(PASSAGE PROVIDED):
Start

Chugging along with our opponent preview series, we have come to the first of two new additions to the conference, the Rutgers Scarlet Knights, who we feel will be the sixth-easiest . Previously, we previewed, in order from easiest to not-so-easiest, Appalachian State, Miami (Ohio), Minnesota, Utah, and Indiana.
||at Washington State
||at Ohio State
||at Michigan State
Remember 2006 when Michigan was unbeaten heading into Columbus for the game of the century? You know, the last time Michigan was really good? Well, Rutgers is also trying to get back to those days. Since going 11-2 that season and finishing ranked 12th nationally, the Scarlet Knights have gone 8-5, 8-5, 9-4, 4-8, 9-4, 9-4, and 6-7. Now, as they move into the Big Ten with considerable experience returning, they were done no favors by their new conference.
Rutgers doesn’t get to dodge any of the Big Ten elite teams this fall, traveling to Ohio State, Nebraska, and Michigan State, and hosting Penn State, Michigan, and Wisconsin. I guess they can be happy that they avoid Iowa, but when one considers that Wisconsin misses out on Ohio State, Michigan State, Michigan, and Penn State this fall, it’s not a very warm welcome for the Scarlet Knights.
Head coach Kyle Flood enters his third season as a head coach and his third straight season in a different conference. The former offensive line coach and assistant head coach under Greg Schiano took over in 2012 when his predesessor left for the Tampa Bay Buccaneers. In his first season, Rutgers tied for first in the Big East, but the caveat would be that four of the eight teams in the conference shared the title, all with 5-2 records. Rutgers had a chance to win it outright by beating Louisville in the final week, but the Cardinals won 20-17 and ultimately earned the conference’s BCS berth. Rutgers then lost to Virginia Tech 13-10 in the Citrus Bowl. Flood shared Big East Coach of the Year honors with then-Louisville head coach Charlie Strong.
Flood lost both of his coordinators following the 2012 season and brought in former Kansas State head coach Ron Prince to run the offense. After a 52-51 overtime loss at Fresno State to open the season, Rutgers won four straight, including a four-point win over Arkansas and a 55-52 triple-overtime thriller over SMU. But then the wheels fell off. They went 2-6 the rest of the way with a 29-16 loss to Notre Dame in the Pinstripe Bowl to end the season.

End

(JOBS):
**1)** According to the Rutgers preview, which team beat the Scarlet Knights in the Citrus Bowl, and by what score?
**2)** Go on with the Rutgers preview, picking up right after its final sentence.

(DATASET CONTENT):
Start

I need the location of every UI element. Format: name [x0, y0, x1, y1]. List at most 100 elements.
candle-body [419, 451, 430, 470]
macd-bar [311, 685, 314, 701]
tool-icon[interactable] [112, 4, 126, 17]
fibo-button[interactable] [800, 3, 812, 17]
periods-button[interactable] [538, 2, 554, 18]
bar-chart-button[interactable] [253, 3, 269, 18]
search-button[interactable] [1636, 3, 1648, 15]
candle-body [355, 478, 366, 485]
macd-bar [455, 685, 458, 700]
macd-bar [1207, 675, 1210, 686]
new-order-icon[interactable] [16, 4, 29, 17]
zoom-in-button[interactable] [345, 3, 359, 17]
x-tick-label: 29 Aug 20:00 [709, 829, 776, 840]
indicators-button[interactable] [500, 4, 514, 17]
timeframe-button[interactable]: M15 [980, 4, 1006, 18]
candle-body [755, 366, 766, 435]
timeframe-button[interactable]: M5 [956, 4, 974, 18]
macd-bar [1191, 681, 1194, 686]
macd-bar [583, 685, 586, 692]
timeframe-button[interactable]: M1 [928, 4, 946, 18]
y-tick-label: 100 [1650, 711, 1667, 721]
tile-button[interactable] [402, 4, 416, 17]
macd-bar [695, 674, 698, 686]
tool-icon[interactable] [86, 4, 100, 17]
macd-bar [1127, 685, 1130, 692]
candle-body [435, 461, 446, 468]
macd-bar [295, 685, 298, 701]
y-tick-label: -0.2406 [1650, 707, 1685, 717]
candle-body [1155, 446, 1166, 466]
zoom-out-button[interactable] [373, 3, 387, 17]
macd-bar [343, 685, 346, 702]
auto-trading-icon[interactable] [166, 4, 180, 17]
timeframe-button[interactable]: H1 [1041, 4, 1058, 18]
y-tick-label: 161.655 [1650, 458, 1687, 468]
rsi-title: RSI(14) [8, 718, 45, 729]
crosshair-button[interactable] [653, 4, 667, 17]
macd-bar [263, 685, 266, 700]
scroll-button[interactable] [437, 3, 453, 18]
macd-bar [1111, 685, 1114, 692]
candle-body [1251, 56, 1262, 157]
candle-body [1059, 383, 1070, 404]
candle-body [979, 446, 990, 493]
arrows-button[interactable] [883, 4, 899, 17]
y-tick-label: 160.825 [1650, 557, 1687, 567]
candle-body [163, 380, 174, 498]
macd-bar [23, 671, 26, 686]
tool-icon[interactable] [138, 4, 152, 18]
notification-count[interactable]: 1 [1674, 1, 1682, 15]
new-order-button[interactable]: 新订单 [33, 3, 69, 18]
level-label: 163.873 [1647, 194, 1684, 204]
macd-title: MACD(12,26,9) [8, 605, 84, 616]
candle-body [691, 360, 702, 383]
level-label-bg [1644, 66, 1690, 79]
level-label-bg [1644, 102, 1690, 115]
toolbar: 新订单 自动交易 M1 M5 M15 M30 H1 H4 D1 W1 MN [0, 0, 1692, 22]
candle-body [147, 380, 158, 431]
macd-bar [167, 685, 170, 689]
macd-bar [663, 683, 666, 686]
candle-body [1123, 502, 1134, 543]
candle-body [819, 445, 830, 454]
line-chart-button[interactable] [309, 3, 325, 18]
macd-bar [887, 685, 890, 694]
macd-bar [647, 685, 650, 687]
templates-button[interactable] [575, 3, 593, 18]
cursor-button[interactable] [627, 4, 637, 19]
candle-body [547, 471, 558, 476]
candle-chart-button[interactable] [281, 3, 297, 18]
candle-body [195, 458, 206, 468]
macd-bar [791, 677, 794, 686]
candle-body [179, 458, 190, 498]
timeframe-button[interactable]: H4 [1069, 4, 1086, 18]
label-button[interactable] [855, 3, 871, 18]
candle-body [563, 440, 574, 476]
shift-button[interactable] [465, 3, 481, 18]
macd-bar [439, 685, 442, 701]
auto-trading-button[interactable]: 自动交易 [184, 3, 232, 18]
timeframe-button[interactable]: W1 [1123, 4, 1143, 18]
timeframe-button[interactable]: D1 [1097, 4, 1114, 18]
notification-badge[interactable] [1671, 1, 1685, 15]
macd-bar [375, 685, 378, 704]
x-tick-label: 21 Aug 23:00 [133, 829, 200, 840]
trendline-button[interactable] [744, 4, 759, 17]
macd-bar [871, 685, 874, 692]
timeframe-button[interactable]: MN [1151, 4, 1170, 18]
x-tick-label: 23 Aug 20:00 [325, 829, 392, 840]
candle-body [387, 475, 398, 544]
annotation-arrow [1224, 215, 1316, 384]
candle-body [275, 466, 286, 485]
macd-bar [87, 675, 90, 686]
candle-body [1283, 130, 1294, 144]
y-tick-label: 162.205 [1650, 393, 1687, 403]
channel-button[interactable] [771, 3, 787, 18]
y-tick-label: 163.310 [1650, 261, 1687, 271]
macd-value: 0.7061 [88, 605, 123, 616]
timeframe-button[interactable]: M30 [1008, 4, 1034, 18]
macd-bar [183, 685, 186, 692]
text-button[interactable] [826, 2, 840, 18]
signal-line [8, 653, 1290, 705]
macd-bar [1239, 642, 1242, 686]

End

(ANSWERS TO THE EXERCISE):
**1)** Virginia Tech beat Rutgers 13-10 in the Citrus Bowl.

**2)**
Prince’s time in Piscataway would be short-lived as he jumped to the Detroit Lions following the season, and Flood replaced him with former Maryland head coach Ralph Friedgen. Flood also fired defensive coordinator Dave Cohen, who had been promoted from linebackers coach prior to the 2013 season, and promoted special teams coach Joe Rossi. Needless to say, Flood has faced plenty of turnover in his short tenure thus far and hopes the move to the Big Ten will provide more stability. But how will Flood be able to navigate such a challenging schedule in 2014? Let’s take a look.
||165-303 for 2,159 yds, 18 TD, 14 INT
||881 yds (5.6 avg), 9 TD
||61 yds (6.8 avg), 19 rec for 149 yds, 2 TD
||28 rec. for 478 yds, 9 TD
||3 rec. for 49 yds, 1 TD
||43 rec. for 573 yds, 4 TD
||13 starts (13 career starts)
||13 starts (37 career starts)
||7 starts (23 career starts)
||12 starts (12 career starts)
||10 starts (14 career starts)
Nine starters return on an offensive unit that ranked 77th nationally in scoring (26.5 points per game), 96th in total offense (365.2 yards per game), 101st in rushing (129.5 yards per game), and 64th in passing (235.6 yards per game). However, last season’s performance doesn’t mean much with a new offensive coordinator in place. The 66-year-old Friedgen is known as a great offensive mind and has coached offense since 1977.
Tyler Kroft may be the best tight end Michigan faces all season (Matt Cashore, USA Today Sports)
The first order of business for Friedgen will be developing a quarterback. Gary Nova has three years of experience under his belt, but last year was less than inspiring to be sure. He completed just 54.5 percent of his passes for 2,159 yards, 18 touchdowns, and 14 interceptions. After his season-opening performance against Fresno State (26-of-41 for 348 yards, five touchdowns, one interception), it was all downhill. In a two-game stretch mid-season against Louisville and Houston, Nova went 26-of-51 for 340 yards, one touchdown, and seven interceptions. He was replaced by then-senior Chas Dodd for the final three games, but Friedgen insists he’s the best option this fall. In Rutgers’ 2014 media guide, Nova was listed as the co-starter along with junior Mike Bimonte and redshirt freshman Chris Laviano. Neither Bimonte or Laviano has thrown a pass.
He does have a pretty good running back coming back in junior Paul James, who rushed for 881 yards and nine touchdowns on 5.6 yards per carry despite missing four games with a leg injury. He missed part of spring practice with a shoulder injury, but should be ready to go this season. He opened 2013 with three straight 100-yard games and averaged 143.3 yards per game –and 7.3 per carry — in the first four prior to the injury. When he returned, those numbers dropped to 61.6 and 3.9 over the final five games. The main question will be whether he can stay healthy all season and return to his early season form.
Sophomore Justin Goodwin was impressive in James’ absence, averaging 102 yards per game and 4.7 yards per carry in those four games. He finished the season with 521 yards and five touchdowns and should be a solid second option. Fullback Michael Burton only carried the ball nine times, but caught 19 passes for 149 yards and two touchdowns.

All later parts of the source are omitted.